■ **Work to be completed**
Below is a block of records; repeat each one exactly.

■ **Supplied data**
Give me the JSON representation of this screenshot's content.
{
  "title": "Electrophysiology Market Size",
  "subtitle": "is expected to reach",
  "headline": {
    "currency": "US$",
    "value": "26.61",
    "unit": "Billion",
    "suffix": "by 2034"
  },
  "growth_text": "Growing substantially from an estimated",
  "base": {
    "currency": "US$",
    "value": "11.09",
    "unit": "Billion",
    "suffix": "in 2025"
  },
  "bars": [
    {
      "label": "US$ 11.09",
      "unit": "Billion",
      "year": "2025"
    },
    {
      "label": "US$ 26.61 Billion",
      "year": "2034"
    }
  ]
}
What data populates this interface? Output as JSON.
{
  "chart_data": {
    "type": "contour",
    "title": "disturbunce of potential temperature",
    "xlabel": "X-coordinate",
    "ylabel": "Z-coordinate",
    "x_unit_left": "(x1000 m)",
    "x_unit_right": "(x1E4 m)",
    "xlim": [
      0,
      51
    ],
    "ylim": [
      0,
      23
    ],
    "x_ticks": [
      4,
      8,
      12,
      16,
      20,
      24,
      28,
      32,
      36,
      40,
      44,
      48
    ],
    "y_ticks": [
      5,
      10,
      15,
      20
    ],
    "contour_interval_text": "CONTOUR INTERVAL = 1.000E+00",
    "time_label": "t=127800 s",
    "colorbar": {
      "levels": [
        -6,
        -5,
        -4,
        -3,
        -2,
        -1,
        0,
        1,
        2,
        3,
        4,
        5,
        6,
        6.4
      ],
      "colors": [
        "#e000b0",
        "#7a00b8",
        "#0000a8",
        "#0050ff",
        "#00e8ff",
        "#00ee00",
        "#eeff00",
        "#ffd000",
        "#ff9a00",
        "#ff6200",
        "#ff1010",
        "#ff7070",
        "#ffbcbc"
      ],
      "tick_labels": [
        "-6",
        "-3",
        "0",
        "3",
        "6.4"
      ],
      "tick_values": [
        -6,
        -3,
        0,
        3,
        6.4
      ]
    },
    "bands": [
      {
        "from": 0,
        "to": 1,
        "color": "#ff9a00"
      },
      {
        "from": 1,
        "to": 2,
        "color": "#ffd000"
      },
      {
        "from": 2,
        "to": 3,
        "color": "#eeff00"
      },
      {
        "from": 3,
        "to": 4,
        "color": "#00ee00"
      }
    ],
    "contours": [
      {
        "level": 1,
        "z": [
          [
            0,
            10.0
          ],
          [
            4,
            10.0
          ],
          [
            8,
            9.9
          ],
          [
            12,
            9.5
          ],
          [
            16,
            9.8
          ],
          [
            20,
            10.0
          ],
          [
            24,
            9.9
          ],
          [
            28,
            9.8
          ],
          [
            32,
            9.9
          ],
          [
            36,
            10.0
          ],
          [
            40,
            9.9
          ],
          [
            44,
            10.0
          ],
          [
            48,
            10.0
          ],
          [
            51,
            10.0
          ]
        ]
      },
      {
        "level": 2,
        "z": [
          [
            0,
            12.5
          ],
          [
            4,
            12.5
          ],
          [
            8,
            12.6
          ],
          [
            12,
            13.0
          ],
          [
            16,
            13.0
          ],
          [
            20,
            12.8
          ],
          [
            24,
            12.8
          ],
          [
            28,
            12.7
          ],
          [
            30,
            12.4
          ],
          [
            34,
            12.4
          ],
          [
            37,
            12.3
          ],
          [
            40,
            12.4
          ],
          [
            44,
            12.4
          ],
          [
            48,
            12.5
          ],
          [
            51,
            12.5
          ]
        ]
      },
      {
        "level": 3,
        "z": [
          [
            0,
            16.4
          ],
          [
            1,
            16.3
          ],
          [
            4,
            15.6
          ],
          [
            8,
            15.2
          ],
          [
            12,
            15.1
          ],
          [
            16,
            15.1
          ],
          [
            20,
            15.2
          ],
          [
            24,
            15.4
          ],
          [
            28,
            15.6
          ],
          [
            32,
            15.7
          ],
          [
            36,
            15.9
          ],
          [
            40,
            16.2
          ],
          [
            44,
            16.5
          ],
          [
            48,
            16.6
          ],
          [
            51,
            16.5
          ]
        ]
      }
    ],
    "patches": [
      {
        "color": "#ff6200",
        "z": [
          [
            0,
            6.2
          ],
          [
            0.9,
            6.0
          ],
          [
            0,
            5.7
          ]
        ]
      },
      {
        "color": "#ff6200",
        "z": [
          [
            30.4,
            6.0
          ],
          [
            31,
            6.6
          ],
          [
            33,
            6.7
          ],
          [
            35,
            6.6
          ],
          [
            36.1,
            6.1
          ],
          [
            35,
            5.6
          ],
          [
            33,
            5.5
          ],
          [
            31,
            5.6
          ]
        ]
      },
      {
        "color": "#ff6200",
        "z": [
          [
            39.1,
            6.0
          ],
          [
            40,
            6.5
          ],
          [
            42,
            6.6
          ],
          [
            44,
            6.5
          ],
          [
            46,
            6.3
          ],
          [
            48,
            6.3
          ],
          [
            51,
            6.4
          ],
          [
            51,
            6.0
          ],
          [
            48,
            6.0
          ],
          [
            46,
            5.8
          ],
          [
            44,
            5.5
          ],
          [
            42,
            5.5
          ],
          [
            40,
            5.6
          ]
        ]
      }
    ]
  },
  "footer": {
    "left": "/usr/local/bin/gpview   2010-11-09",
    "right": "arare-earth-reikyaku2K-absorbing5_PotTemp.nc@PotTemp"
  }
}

■ **Reply**
Give me the JSON representation of this screenshot's content.
{
  "title": "Electrophysiology Market Size",
  "subtitle": "is expected to reach",
  "headline": {
    "currency": "US$",
    "value": "26.61",
    "unit": "Billion",
    "suffix": "by 2034"
  },
  "growth_text": "Growing substantially from an estimated",
  "base": {
    "currency": "US$",
    "value": "11.09",
    "unit": "Billion",
    "suffix": "in 2025"
  },
  "bars": [
    {
      "label": "US$ 11.09",
      "unit": "Billion",
      "year": "2025"
    },
    {
      "label": "US$ 26.61 Billion",
      "year": "2034"
    }
  ]
}
What data populates this interface? Output as JSON.
{
  "chart_data": {
    "type": "contour",
    "title": "disturbunce of potential temperature",
    "xlabel": "X-coordinate",
    "ylabel": "Z-coordinate",
    "x_unit_left": "(x1000 m)",
    "x_unit_right": "(x1E4 m)",
    "xlim": [
      0,
      51
    ],
    "ylim": [
      0,
      23
    ],
    "x_ticks": [
      4,
      8,
      12,
      16,
      20,
      24,
      28,
      32,
      36,
      40,
      44,
      48
    ],
    "y_ticks": [
      5,
      10,
      15,
      20
    ],
    "contour_interval_text": "CONTOUR INTERVAL = 1.000E+00",
    "time_label": "t=127800 s",
    "colorbar": {
      "levels": [
        -6,
        -5,
        -4,
        -3,
        -2,
        -1,
        0,
        1,
        2,
        3,
        4,
        5,
        6,
        6.4
      ],
      "colors": [
        "#e000b0",
        "#7a00b8",
        "#0000a8",
        "#0050ff",
        "#00e8ff",
        "#00ee00",
        "#eeff00",
        "#ffd000",
        "#ff9a00",
        "#ff6200",
        "#ff1010",
        "#ff7070",
        "#ffbcbc"
      ],
      "tick_labels": [
        "-6",
        "-3",
        "0",
        "3",
        "6.4"
      ],
      "tick_values": [
        -6,
        -3,
        0,
        3,
        6.4
      ]
    },
    "bands": [
      {
        "from": 0,
        "to": 1,
        "color": "#ff9a00"
      },
      {
        "from": 1,
        "to": 2,
        "color": "#ffd000"
      },
      {
        "from": 2,
        "to": 3,
        "color": "#eeff00"
      },
      {
        "from": 3,
        "to": 4,
        "color": "#00ee00"
      }
    ],
    "contours": [
      {
        "level": 1,
        "z": [
          [
            0,
            10.0
          ],
          [
            4,
            10.0
          ],
          [
            8,
            9.9
          ],
          [
            12,
            9.5
          ],
          [
            16,
            9.8
          ],
          [
            20,
            10.0
          ],
          [
            24,
            9.9
          ],
          [
            28,
            9.8
          ],
          [
            32,
            9.9
          ],
          [
            36,
            10.0
          ],
          [
            40,
            9.9
          ],
          [
            44,
            10.0
          ],
          [
            48,
            10.0
          ],
          [
            51,
            10.0
          ]
        ]
      },
      {
        "level": 2,
        "z": [
          [
            0,
            12.5
          ],
          [
            4,
            12.5
          ],
          [
            8,
            12.6
          ],
          [
            12,
            13.0
          ],
          [
            16,
            13.0
          ],
          [
            20,
            12.8
          ],
          [
            24,
            12.8
          ],
          [
            28,
            12.7
          ],
          [
            30,
            12.4
          ],
          [
            34,
            12.4
          ],
          [
            37,
            12.3
          ],
          [
            40,
            12.4
          ],
          [
            44,
            12.4
          ],
          [
            48,
            12.5
          ],
          [
            51,
            12.5
          ]
        ]
      },
      {
        "level": 3,
        "z": [
          [
            0,
            16.4
          ],
          [
            1,
            16.3
          ],
          [
            4,
            15.6
          ],
          [
            8,
            15.2
          ],
          [
            12,
            15.1
          ],
          [
            16,
            15.1
          ],
          [
            20,
            15.2
          ],
          [
            24,
            15.4
          ],
          [
            28,
            15.6
          ],
          [
            32,
            15.7
          ],
          [
            36,
            15.9
          ],
          [
            40,
            16.2
          ],
          [
            44,
            16.5
          ],
          [
            48,
            16.6
          ],
          [
            51,
            16.5
          ]
        ]
      }
    ],
    "patches": [
      {
        "color": "#ff6200",
        "z": [
          [
            0,
            6.2
          ],
          [
            0.9,
            6.0
          ],
          [
            0,
            5.7
          ]
        ]
      },
      {
        "color": "#ff6200",
        "z": [
          [
            30.4,
            6.0
          ],
          [
            31,
            6.6
          ],
          [
            33,
            6.7
          ],
          [
            35,
            6.6
          ],
          [
            36.1,
            6.1
          ],
          [
            35,
            5.6
          ],
          [
            33,
            5.5
          ],
          [
            31,
            5.6
          ]
        ]
      },
      {
        "color": "#ff6200",
        "z": [
          [
            39.1,
            6.0
          ],
          [
            40,
            6.5
          ],
          [
            42,
            6.6
          ],
          [
            44,
            6.5
          ],
          [
            46,
            6.3
          ],
          [
            48,
            6.3
          ],
          [
            51,
            6.4
          ],
          [
            51,
            6.0
          ],
          [
            48,
            6.0
          ],
          [
            46,
            5.8
          ],
          [
            44,
            5.5
          ],
          [
            42,
            5.5
          ],
          [
            40,
            5.6
          ]
        ]
      }
    ]
  },
  "footer": {
    "left": "/usr/local/bin/gpview   2010-11-09",
    "right": "arare-earth-reikyaku2K-absorbing5_PotTemp.nc@PotTemp"
  }
}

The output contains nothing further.